* [What you have to do]
For the records below, give the count of lines holding the word "title" and nothing more.
═════ Excerpted data
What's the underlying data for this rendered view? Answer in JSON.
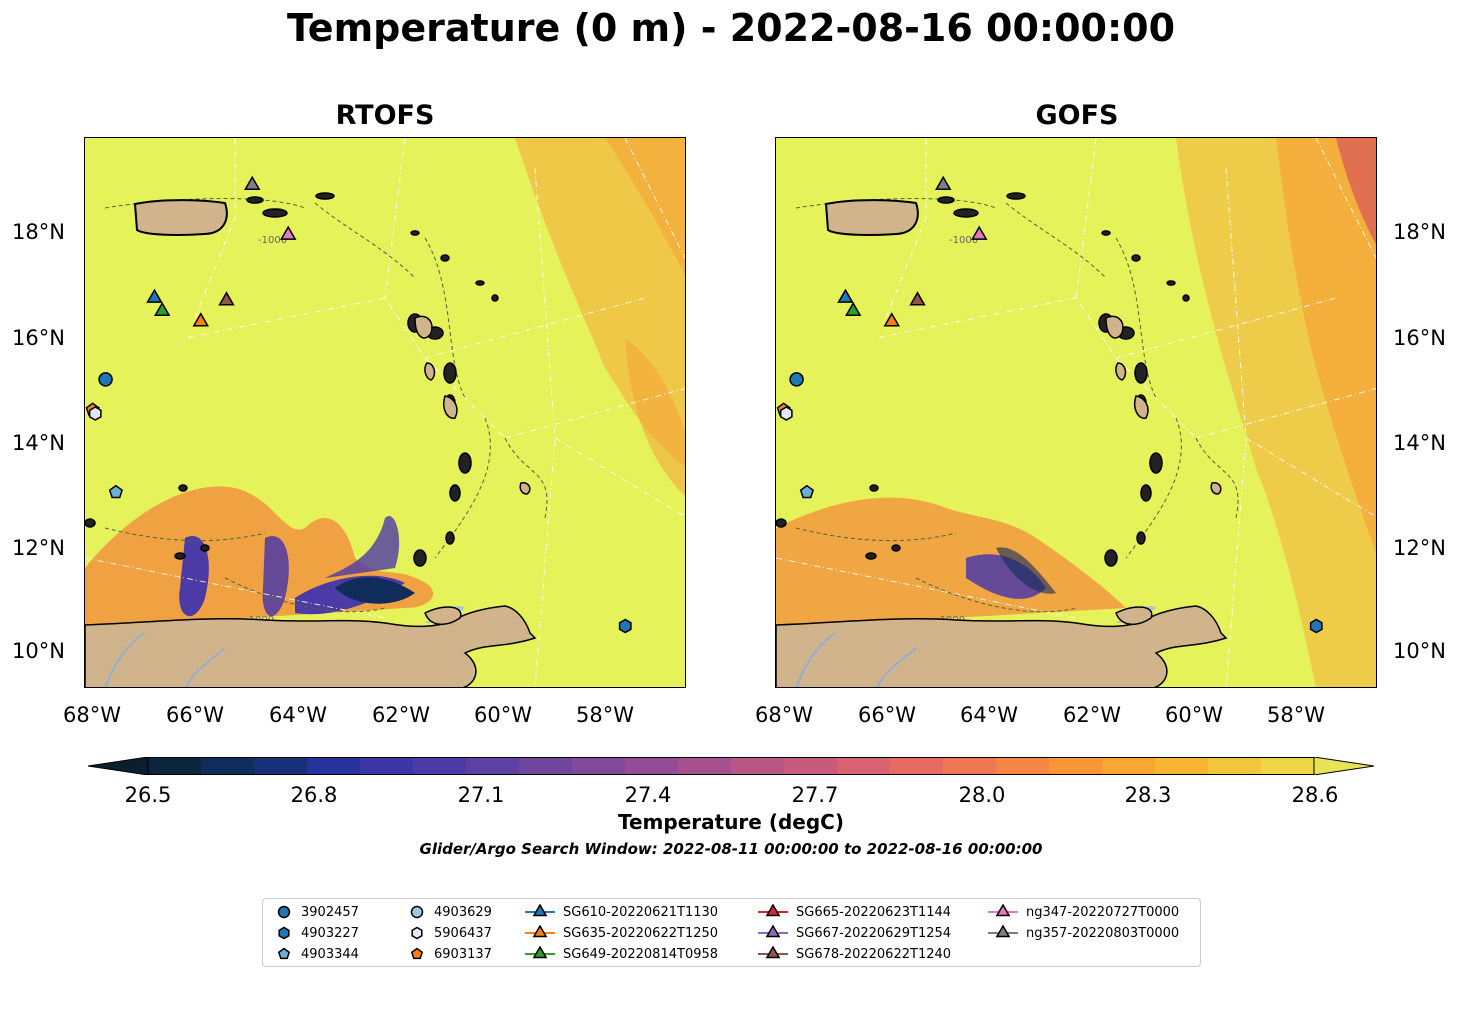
{
  "title": "Temperature (0 m) - 2022-08-16 00:00:00",
  "panels": [
    {
      "title": "RTOFS"
    },
    {
      "title": "GOFS"
    }
  ],
  "lat_labels": [
    "18°N",
    "16°N",
    "14°N",
    "12°N",
    "10°N"
  ],
  "lon_labels": [
    "68°W",
    "66°W",
    "64°W",
    "62°W",
    "60°W",
    "58°W"
  ],
  "isobath_label": "-1000",
  "colorbar": {
    "ticks": [
      "26.5",
      "26.8",
      "27.1",
      "27.4",
      "27.7",
      "28.0",
      "28.3",
      "28.6"
    ],
    "label": "Temperature (degC)",
    "colors": [
      "#0a1f2e",
      "#0d2640",
      "#102c5a",
      "#18307a",
      "#27339a",
      "#3a36a8",
      "#4c3aa6",
      "#5e40a2",
      "#70459e",
      "#82499a",
      "#944d94",
      "#a6518e",
      "#b85686",
      "#c85b7c",
      "#d86270",
      "#e66c62",
      "#ef7852",
      "#f58644",
      "#f89638",
      "#f9a632",
      "#f8b632",
      "#f4c63a",
      "#eed648",
      "#e8e456"
    ]
  },
  "search_window": "Glider/Argo Search Window: 2022-08-11 00:00:00 to 2022-08-16 00:00:00",
  "legend": [
    {
      "label": "3902457",
      "marker": "circle",
      "color": "#1f77b4"
    },
    {
      "label": "4903227",
      "marker": "hexagon",
      "color": "#1f77b4"
    },
    {
      "label": "4903344",
      "marker": "pentagon",
      "color": "#6baed6"
    },
    {
      "label": "4903629",
      "marker": "circle",
      "color": "#9ecae1"
    },
    {
      "label": "5906437",
      "marker": "hexagon",
      "color": "#deebf7"
    },
    {
      "label": "6903137",
      "marker": "pentagon",
      "color": "#ff7f0e"
    },
    {
      "label": "SG610-20220621T1130",
      "marker": "triangle",
      "color": "#1f77b4"
    },
    {
      "label": "SG635-20220622T1250",
      "marker": "triangle",
      "color": "#ff7f0e"
    },
    {
      "label": "SG649-20220814T0958",
      "marker": "triangle",
      "color": "#2ca02c"
    },
    {
      "label": "SG665-20220623T1144",
      "marker": "triangle",
      "color": "#d62728"
    },
    {
      "label": "SG667-20220629T1254",
      "marker": "triangle",
      "color": "#9467bd"
    },
    {
      "label": "SG678-20220622T1240",
      "marker": "triangle",
      "color": "#8c564b"
    },
    {
      "label": "ng347-20220727T0000",
      "marker": "triangle",
      "color": "#e377c2"
    },
    {
      "label": "ng357-20220803T0000",
      "marker": "triangle",
      "color": "#7f7f7f"
    }
  ],
  "map_colors": {
    "ocean_base": "#e6f25a",
    "land": "#d2b48c",
    "warm": "#f5a63a",
    "cool": "#4c3aa6",
    "cold": "#102c5a"
  },
  "observations": [
    {
      "id": "3902457",
      "lon": -67.8,
      "lat": 15.2
    },
    {
      "id": "4903227",
      "lon": -57.7,
      "lat": 10.5
    },
    {
      "id": "4903344",
      "lon": -67.6,
      "lat": 13.05
    },
    {
      "id": "6903137",
      "lon": -68.05,
      "lat": 14.62
    },
    {
      "id": "5906437",
      "lon": -68.0,
      "lat": 14.55
    },
    {
      "id": "SG610-20220621T1130",
      "lon": -66.85,
      "lat": 16.75
    },
    {
      "id": "SG649-20220814T0958",
      "lon": -66.7,
      "lat": 16.5
    },
    {
      "id": "SG635-20220622T1250",
      "lon": -65.95,
      "lat": 16.3
    },
    {
      "id": "SG678-20220622T1240",
      "lon": -65.45,
      "lat": 16.7
    },
    {
      "id": "ng357-20220803T0000",
      "lon": -64.95,
      "lat": 18.9
    },
    {
      "id": "ng347-20220727T0000",
      "lon": -64.25,
      "lat": 17.95
    }
  ]
}
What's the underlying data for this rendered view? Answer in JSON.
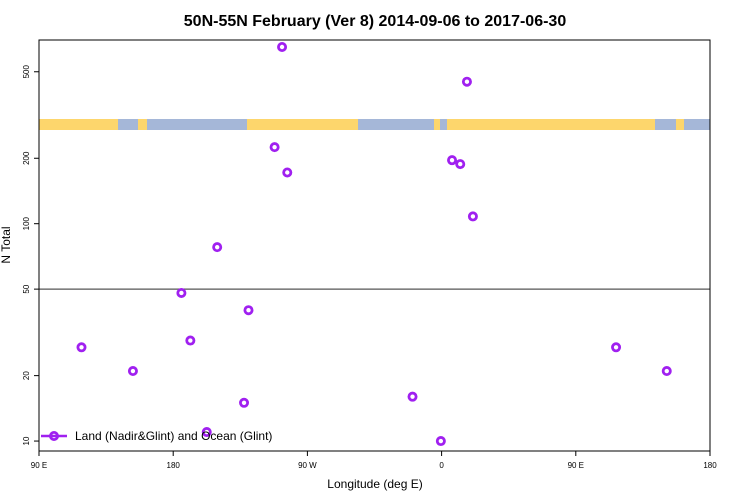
{
  "chart_data": {
    "type": "scatter",
    "title": "50N-55N February (Ver 8)   2014-09-06 to 2017-06-30",
    "xlabel": "Longitude (deg E)",
    "ylabel": "N Total",
    "xlim": [
      90,
      540
    ],
    "ylim": [
      9,
      700
    ],
    "y_scale": "log",
    "x_ticks": [
      {
        "value": 90,
        "label": "90 E"
      },
      {
        "value": 180,
        "label": "180"
      },
      {
        "value": 270,
        "label": "90 W"
      },
      {
        "value": 360,
        "label": "0"
      },
      {
        "value": 450,
        "label": "90 E"
      },
      {
        "value": 540,
        "label": "180"
      }
    ],
    "y_ticks": [
      {
        "value": 10,
        "label": "10"
      },
      {
        "value": 20,
        "label": "20"
      },
      {
        "value": 50,
        "label": "50"
      },
      {
        "value": 100,
        "label": "100"
      },
      {
        "value": 200,
        "label": "200"
      },
      {
        "value": 500,
        "label": "500"
      }
    ],
    "reference_line": 50,
    "series": [
      {
        "name": "Land (Nadir&Glint) and Ocean (Glint)",
        "color": "#a020f0",
        "marker": "open-circle",
        "points": [
          {
            "x": 118.5,
            "y": 27
          },
          {
            "x": 153,
            "y": 21
          },
          {
            "x": 185.5,
            "y": 48
          },
          {
            "x": 191.5,
            "y": 29
          },
          {
            "x": 202.5,
            "y": 11
          },
          {
            "x": 209.5,
            "y": 78
          },
          {
            "x": 227.5,
            "y": 15
          },
          {
            "x": 230.5,
            "y": 40
          },
          {
            "x": 248,
            "y": 225
          },
          {
            "x": 253,
            "y": 650
          },
          {
            "x": 256.5,
            "y": 172
          },
          {
            "x": 340.5,
            "y": 16
          },
          {
            "x": 359.5,
            "y": 10
          },
          {
            "x": 367,
            "y": 196
          },
          {
            "x": 372.5,
            "y": 188
          },
          {
            "x": 377,
            "y": 450
          },
          {
            "x": 381,
            "y": 108
          },
          {
            "x": 477,
            "y": 27
          },
          {
            "x": 511,
            "y": 21
          }
        ]
      }
    ],
    "legend_position": "bottom-left",
    "background_band": {
      "land_color": "#fdd66c",
      "ocean_color": "#a5b7d8"
    }
  }
}
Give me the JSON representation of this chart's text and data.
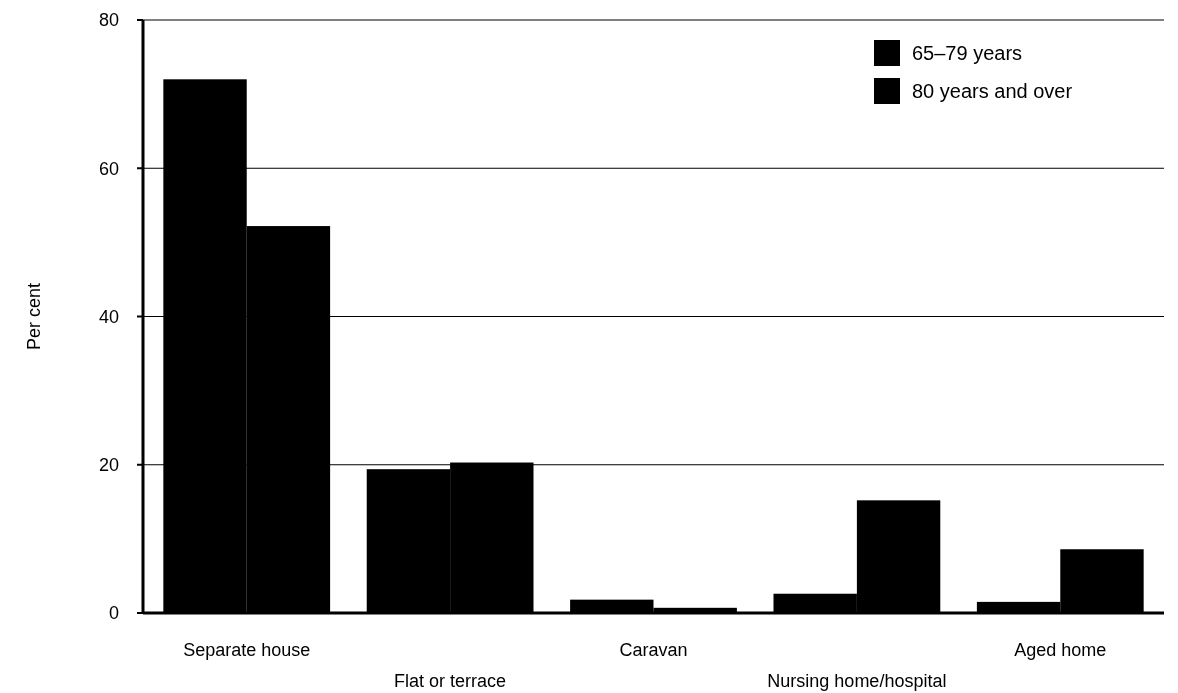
{
  "chart_data": {
    "type": "bar",
    "ylabel": "Per cent",
    "categories": [
      "Separate house",
      "Flat or terrace",
      "Caravan",
      "Nursing home/hospital",
      "Aged home"
    ],
    "series": [
      {
        "name": "65–79 years",
        "color": "#000000",
        "values": [
          72,
          19.4,
          1.8,
          2.6,
          1.5
        ]
      },
      {
        "name": "80 years and over",
        "color": "#000000",
        "values": [
          52.2,
          20.3,
          0.7,
          15.2,
          8.6
        ]
      }
    ],
    "ylim": [
      0,
      80
    ],
    "yticks": [
      0,
      20,
      40,
      60,
      80
    ],
    "grid": "y",
    "legend": "top right"
  }
}
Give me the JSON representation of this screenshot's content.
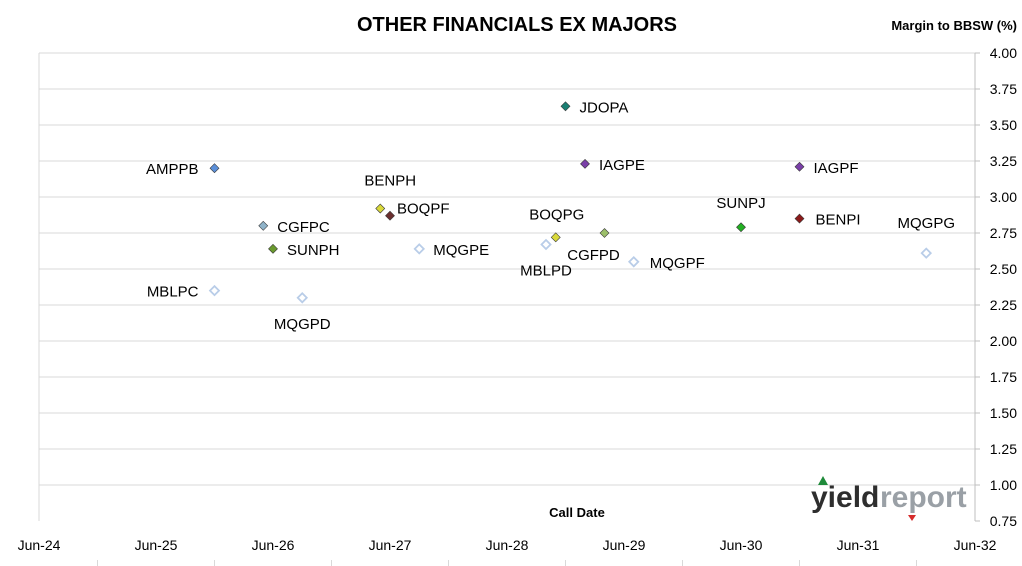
══════════
* [Exercise solution]
4